[Records excerpted from a collection]
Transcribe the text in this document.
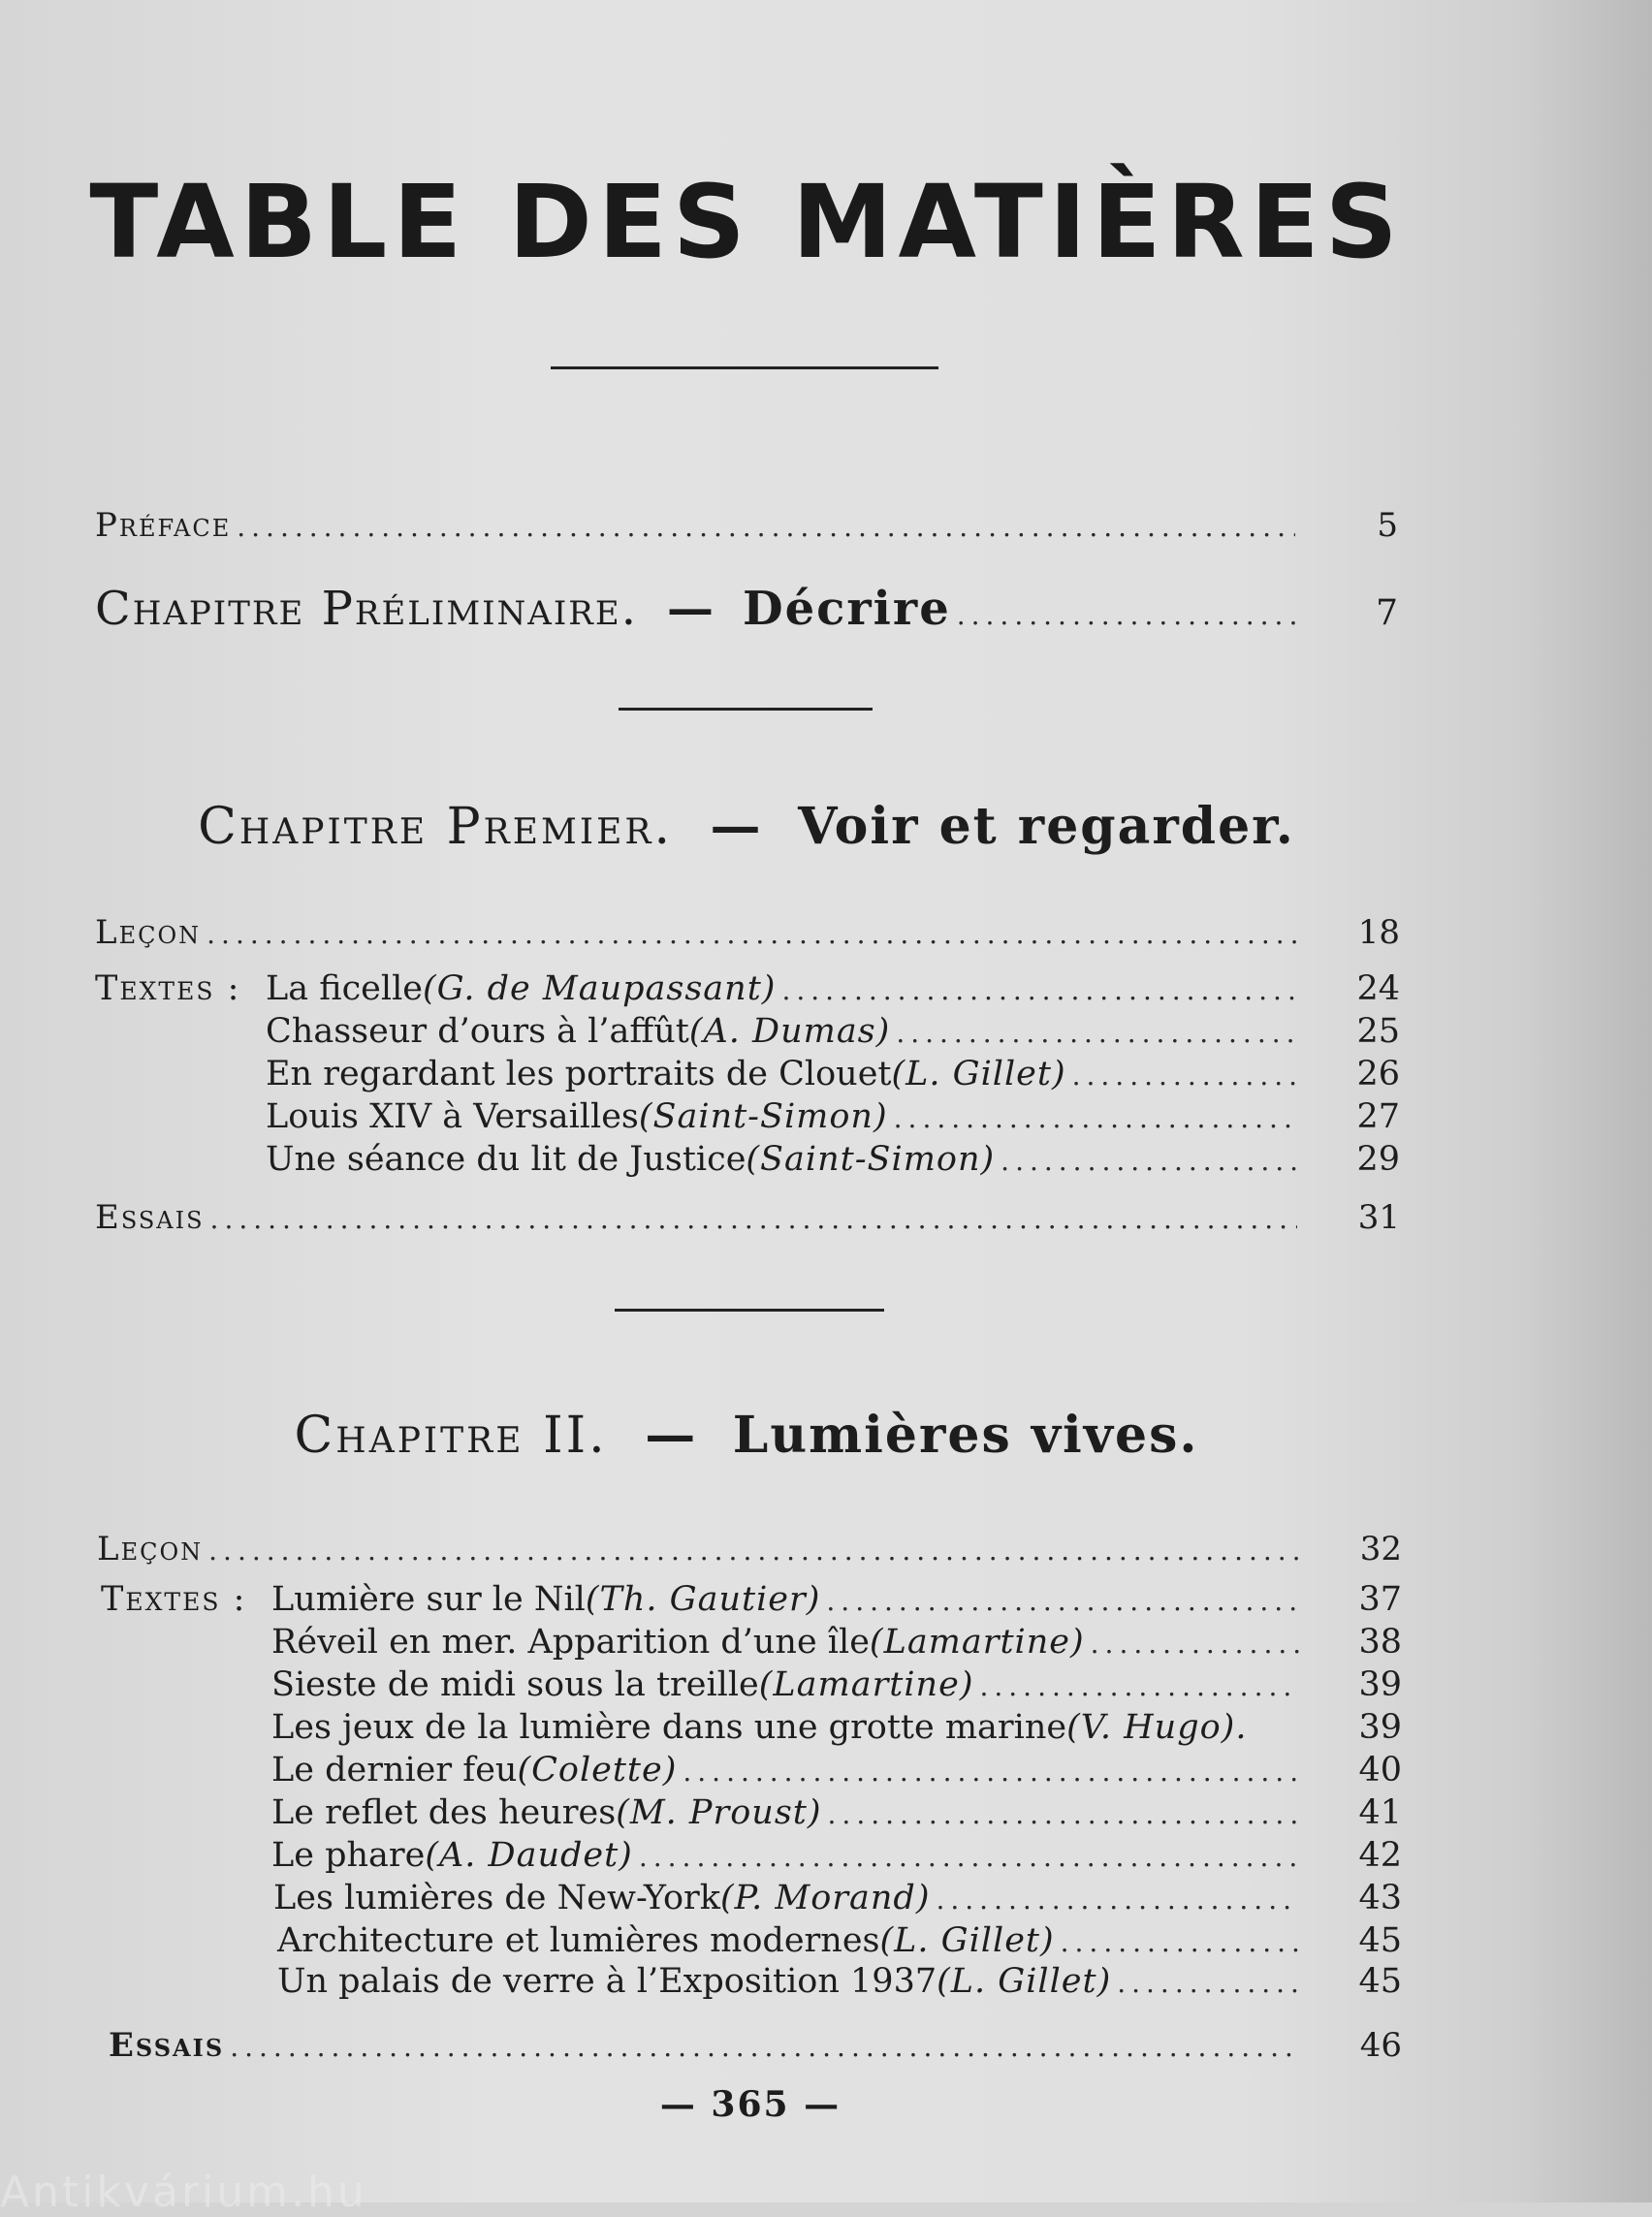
TABLE DES MATIÈRES
Préface .....	5
Chapitre Préliminaire. — Décrire .....	7
Chapitre Premier. — Voir et regarder.
Leçon .....	18
Textes : La ficelle (G. de Maupassant) .....	24
Chasseur d’ours à l’affût (A. Dumas) .....	25
En regardant les portraits de Clouet (L. Gillet) .....	26
Louis XIV à Versailles (Saint-Simon) .....	27
Une séance du lit de Justice (Saint-Simon) .....	29
Essais .....	31
Chapitre II. — Lumières vives.
Leçon .....	32
Textes : Lumière sur le Nil (Th. Gautier) .....	37
Réveil en mer. Apparition d’une île (Lamartine) .....	38
Sieste de midi sous la treille (Lamartine) .....	39
Les jeux de la lumière dans une grotte marine (V. Hugo).	39
Le dernier feu (Colette) .....	40
Le reflet des heures (M. Proust) .....	41
Le phare (A. Daudet) .....	42
Les lumières de New-York (P. Morand) .....	43
Architecture et lumières modernes (L. Gillet) .....	45
Un palais de verre à l’Exposition 1937 (L. Gillet) .....	45
Essais .....	46
— 365 —
Antikvárium.hu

The request:
Reproduce the material word for word, minus the images.

The result:
Transcribe the text in this document.
TABLE DES MATIÈRES
Préface .....	5
Chapitre Préliminaire. — Décrire .....	7
Chapitre Premier. — Voir et regarder.
Leçon .....	18
Textes : La ficelle (G. de Maupassant) .....	24
Chasseur d’ours à l’affût (A. Dumas) .....	25
En regardant les portraits de Clouet (L. Gillet) .....	26
Louis XIV à Versailles (Saint-Simon) .....	27
Une séance du lit de Justice (Saint-Simon) .....	29
Essais .....	31
Chapitre II. — Lumières vives.
Leçon .....	32
Textes : Lumière sur le Nil (Th. Gautier) .....	37
Réveil en mer. Apparition d’une île (Lamartine) .....	38
Sieste de midi sous la treille (Lamartine) .....	39
Les jeux de la lumière dans une grotte marine (V. Hugo).	39
Le dernier feu (Colette) .....	40
Le reflet des heures (M. Proust) .....	41
Le phare (A. Daudet) .....	42
Les lumières de New-York (P. Morand) .....	43
Architecture et lumières modernes (L. Gillet) .....	45
Un palais de verre à l’Exposition 1937 (L. Gillet) .....	45
Essais .....	46
— 365 —
Antikvárium.hu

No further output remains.